Stored items from a collection
___

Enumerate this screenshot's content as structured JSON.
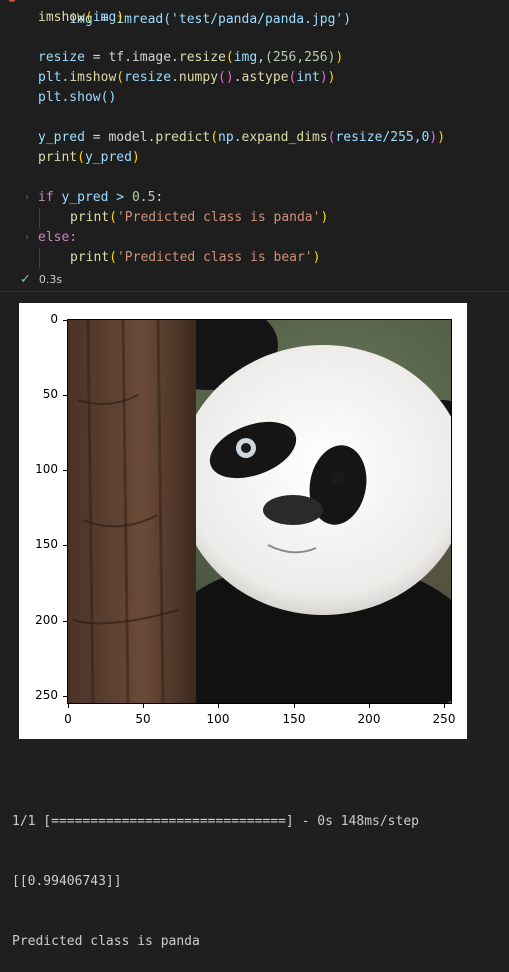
{
  "code": {
    "line0": "img = imread('test/panda/panda.jpg')",
    "line1_fn": "imshow",
    "line1_arg": "img",
    "line3_var": "resize",
    "line3_rest_a": " = tf.image.",
    "line3_fn": "resize",
    "line3_args": "img,",
    "line3_tuple": "(256,256)",
    "line4_a": "plt.",
    "line4_fn": "imshow",
    "line4_b": "resize.",
    "line4_fn2": "numpy",
    "line4_fn3": "astype",
    "line4_c": "int",
    "line5": "plt.show()",
    "line7_var": "y_pred",
    "line7_a": " = model.",
    "line7_fn": "predict",
    "line7_b": "np.",
    "line7_fn2": "expand_dims",
    "line7_c": "resize/255,0",
    "line8_fn": "print",
    "line8_arg": "y_pred",
    "line10_kw": "if",
    "line10_rest": " y_pred > ",
    "line10_num": "0.5",
    "line11_fn": "print",
    "line11_str": "'Predicted class is panda'",
    "line12_kw": "else:",
    "line13_fn": "print",
    "line13_str": "'Predicted class is bear'"
  },
  "cell_status": {
    "time": "0.3s",
    "icon": "check-icon"
  },
  "figure": {
    "y_ticks": [
      "0",
      "50",
      "100",
      "150",
      "200",
      "250"
    ],
    "x_ticks": [
      "0",
      "50",
      "100",
      "150",
      "200",
      "250"
    ],
    "image_subject": "panda-cub-photo"
  },
  "output": {
    "progress": "1/1 [==============================] - 0s 148ms/step",
    "prediction": "[[0.99406743]]",
    "result": "Predicted class is panda"
  },
  "colors": {
    "background": "#1f1f1f",
    "success": "#73c991"
  }
}
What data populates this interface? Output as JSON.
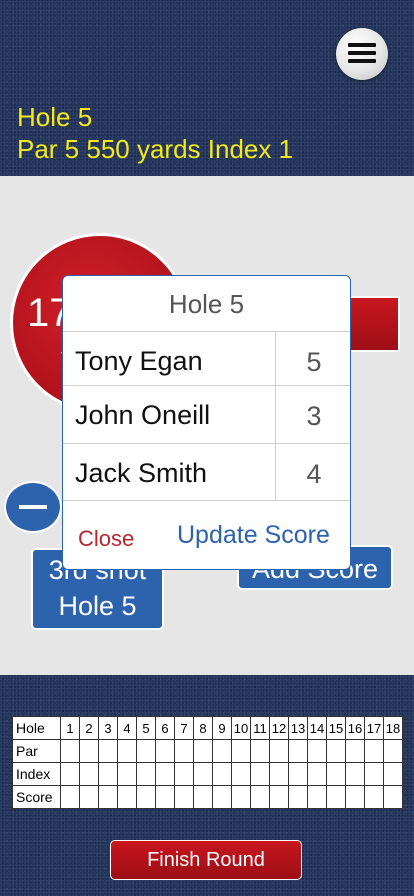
{
  "header": {
    "hole_title": "Hole 5",
    "hole_info": "Par 5  550 yards  Index 1",
    "menu_icon": "hamburger-menu-icon"
  },
  "main": {
    "circle_big_text": "17",
    "circle_small_text": "t",
    "shot_button_line1": "3rd shot",
    "shot_button_line2": "Hole 5",
    "add_score_label": "Add Score"
  },
  "dialog": {
    "title": "Hole 5",
    "players": [
      {
        "name": "Tony Egan",
        "score": "5"
      },
      {
        "name": "John Oneill",
        "score": "3"
      },
      {
        "name": "Jack Smith",
        "score": "4"
      }
    ],
    "close_label": "Close",
    "update_label": "Update Score"
  },
  "scorecard": {
    "header_label": "Hole",
    "holes": [
      "1",
      "2",
      "3",
      "4",
      "5",
      "6",
      "7",
      "8",
      "9",
      "10",
      "11",
      "12",
      "13",
      "14",
      "15",
      "16",
      "17",
      "18"
    ],
    "row_labels": [
      "Par",
      "Index",
      "Score"
    ]
  },
  "footer": {
    "finish_label": "Finish Round"
  },
  "colors": {
    "accent_yellow": "#f3e91b",
    "button_blue": "#2d62ad",
    "button_red": "#b0121b"
  }
}
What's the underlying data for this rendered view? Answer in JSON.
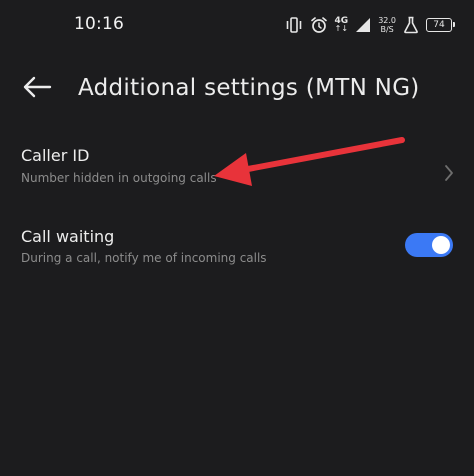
{
  "status_bar": {
    "time": "10:16",
    "network_type": "4G",
    "network_sub": "↑↓",
    "speed_value": "32.0",
    "speed_unit": "B/S",
    "battery_level": "74",
    "icons": [
      "vibrate-icon",
      "alarm-icon",
      "signal-icon",
      "flask-icon",
      "battery-icon"
    ]
  },
  "header": {
    "title": "Additional settings (MTN NG)",
    "back_icon": "back-arrow-icon"
  },
  "settings": {
    "caller_id": {
      "title": "Caller ID",
      "subtitle": "Number hidden in outgoing calls"
    },
    "call_waiting": {
      "title": "Call waiting",
      "subtitle": "During a call, notify me of incoming calls",
      "enabled": true
    }
  },
  "colors": {
    "background": "#1c1c1e",
    "toggle_on": "#3b79f5",
    "annotation_arrow": "#e8333a"
  }
}
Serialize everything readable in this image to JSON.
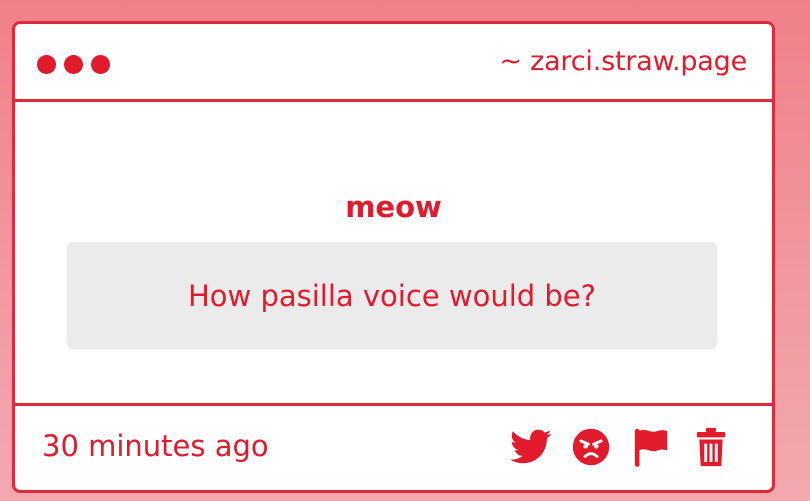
{
  "window": {
    "site": "~ zarci.straw.page"
  },
  "post": {
    "author": "meow",
    "question": "How pasilla voice would be?",
    "time": "30 minutes ago"
  },
  "actions": [
    {
      "icon": "twitter-icon"
    },
    {
      "icon": "angry-face-icon"
    },
    {
      "icon": "flag-icon"
    },
    {
      "icon": "trash-icon"
    }
  ],
  "colors": {
    "accent": "#e11a2c",
    "border": "#e02a3a",
    "question_bg": "#ecebec",
    "background_top": "#ef8089",
    "background_bottom": "#f2a9af"
  }
}
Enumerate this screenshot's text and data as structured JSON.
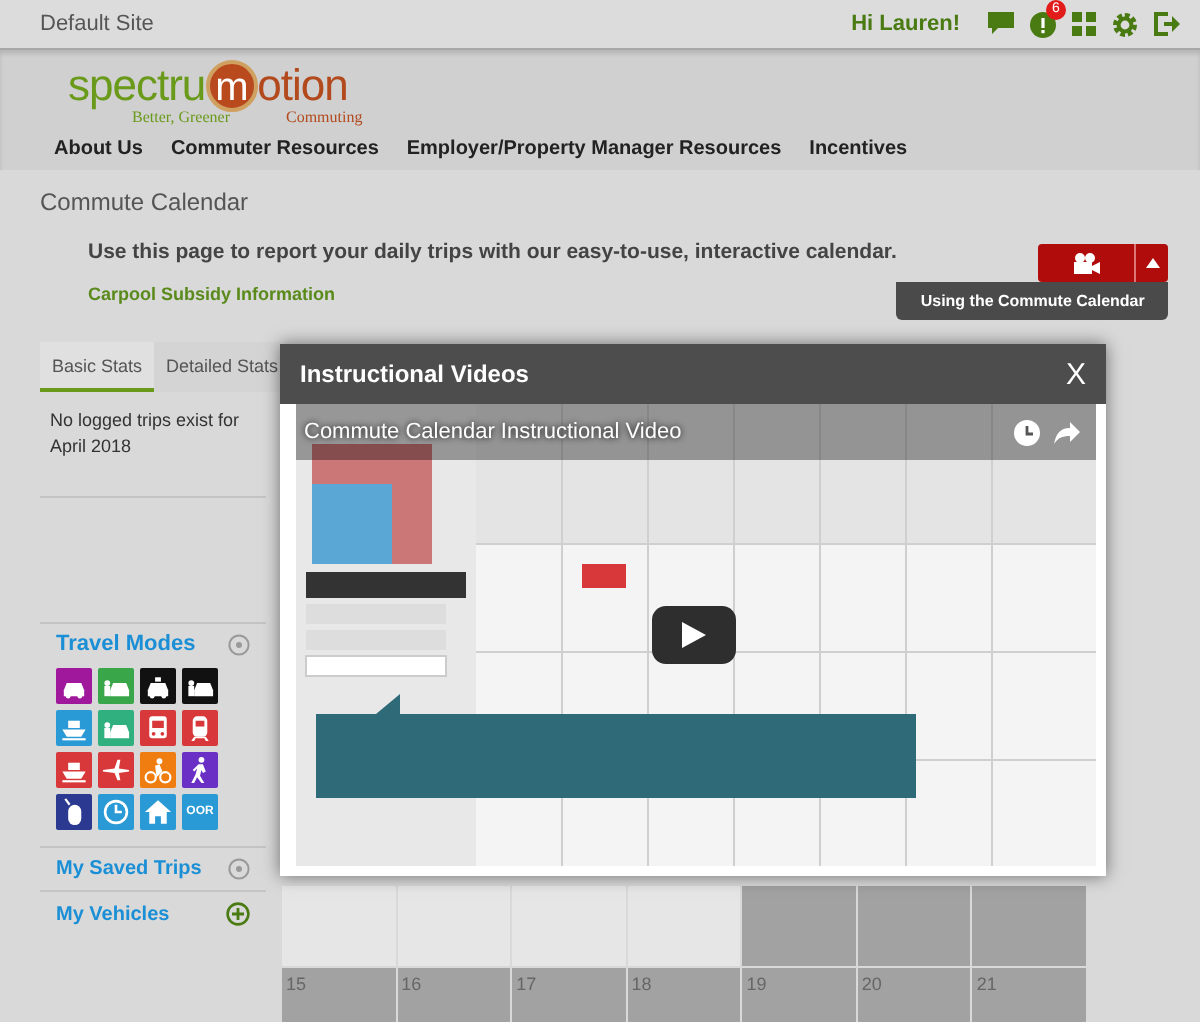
{
  "top_bar": {
    "site": "Default Site",
    "greeting": "Hi Lauren!",
    "icons": [
      {
        "kind": "chat"
      },
      {
        "kind": "alert",
        "badge": "6"
      },
      {
        "kind": "grid"
      },
      {
        "kind": "settings"
      },
      {
        "kind": "logout"
      }
    ]
  },
  "logo": {
    "prefix": "spectru",
    "emblem": "m",
    "suffix": "otion",
    "tagline_left": "Better, Greener",
    "tagline_right": "Commuting"
  },
  "nav": [
    "About Us",
    "Commuter Resources",
    "Employer/Property Manager Resources",
    "Incentives"
  ],
  "page_title": "Commute Calendar",
  "intro": {
    "message": "Use this page to report your daily trips with our easy-to-use, interactive calendar.",
    "link": "Carpool Subsidy Information"
  },
  "video_menu": {
    "expanded": true,
    "items": [
      "Using the Commute Calendar"
    ]
  },
  "tabs": [
    {
      "label": "Basic Stats",
      "selected": true
    },
    {
      "label": "Detailed Stats",
      "selected": false
    }
  ],
  "stats_text": "No logged trips exist for April 2018",
  "travel_modes": {
    "title": "Travel Modes",
    "modes": [
      {
        "kind": "car",
        "color": "#a0189c"
      },
      {
        "kind": "carpool",
        "color": "#3aa64a"
      },
      {
        "kind": "taxi",
        "color": "#111111"
      },
      {
        "kind": "carpool",
        "color": "#111111"
      },
      {
        "kind": "ferry",
        "color": "#2a9ad6"
      },
      {
        "kind": "vanpool",
        "color": "#2fb07e"
      },
      {
        "kind": "bus",
        "color": "#d9383a"
      },
      {
        "kind": "train",
        "color": "#d9383a"
      },
      {
        "kind": "ferry",
        "color": "#d9383a"
      },
      {
        "kind": "plane",
        "color": "#d9383a"
      },
      {
        "kind": "bike",
        "color": "#ef7d10"
      },
      {
        "kind": "walk",
        "color": "#6a2fc4"
      },
      {
        "kind": "mouse",
        "color": "#2b3990"
      },
      {
        "kind": "clock",
        "color": "#2a9ad6"
      },
      {
        "kind": "home",
        "color": "#2a9ad6"
      },
      {
        "kind": "text",
        "label": "OOR",
        "color": "#2a9ad6"
      }
    ]
  },
  "sections": [
    {
      "title": "My Saved Trips",
      "kind": "help"
    },
    {
      "title": "My Vehicles",
      "kind": "add"
    }
  ],
  "calendar": {
    "weeks": [
      {
        "days": [
          {
            "shaded": false
          },
          {
            "shaded": false
          },
          {
            "shaded": false
          },
          {
            "shaded": false
          },
          {
            "shaded": true
          },
          {
            "shaded": true
          },
          {
            "shaded": true
          }
        ]
      },
      {
        "days": [
          {
            "label": "15",
            "shaded": true
          },
          {
            "label": "16",
            "shaded": true
          },
          {
            "label": "17",
            "shaded": true
          },
          {
            "label": "18",
            "shaded": true
          },
          {
            "label": "19",
            "shaded": true
          },
          {
            "label": "20",
            "shaded": true
          },
          {
            "label": "21",
            "shaded": true
          }
        ]
      }
    ]
  },
  "modal": {
    "title": "Instructional Videos",
    "close": "X",
    "video": {
      "kind": "picture",
      "title": "Commute Calendar Instructional Video"
    }
  }
}
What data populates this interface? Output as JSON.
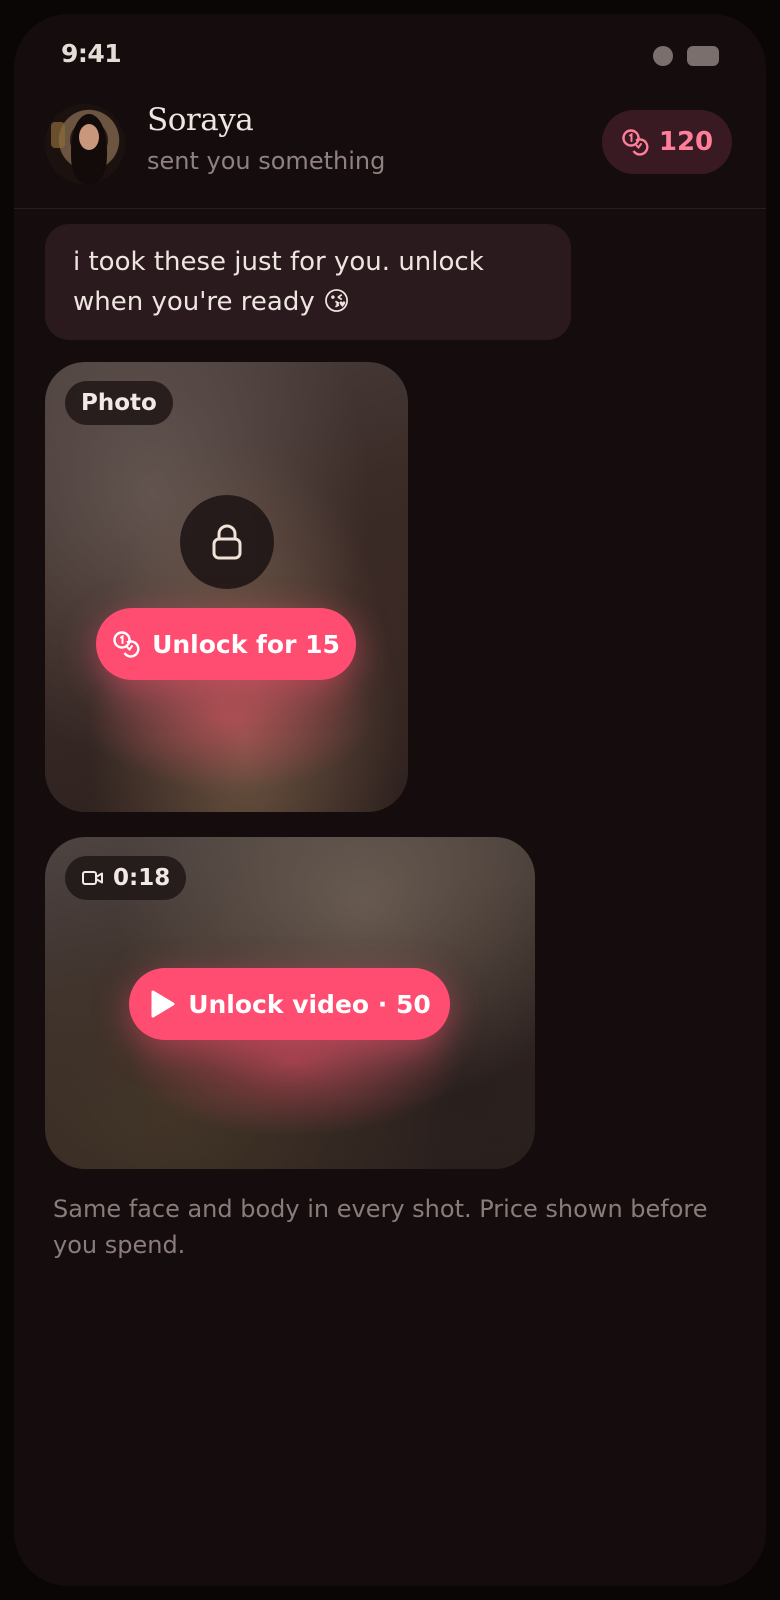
{
  "status_bar": {
    "time": "9:41"
  },
  "header": {
    "name": "Soraya",
    "subtitle": "sent you something",
    "coin_balance": "120"
  },
  "message": {
    "text": "i took these just for you. unlock when you're ready 😘"
  },
  "photo_card": {
    "tag": "Photo",
    "unlock_label": "Unlock for 15"
  },
  "video_card": {
    "duration": "0:18",
    "unlock_label": "Unlock video · 50"
  },
  "footnote": "Same face and body in every shot. Price shown before you spend.",
  "colors": {
    "accent": "#ff4d72",
    "coin_pill_bg": "#3a1a22",
    "coin_text": "#ff7f9a",
    "background": "#140c0d"
  },
  "icons": {
    "coin": "coins-icon",
    "lock": "lock-icon",
    "video": "video-camera-icon",
    "play": "play-icon"
  }
}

___

#### What is being asked
Above are records; say how many of their lines contain the word "subtitle", giving only the number.

#### Answer for the task
3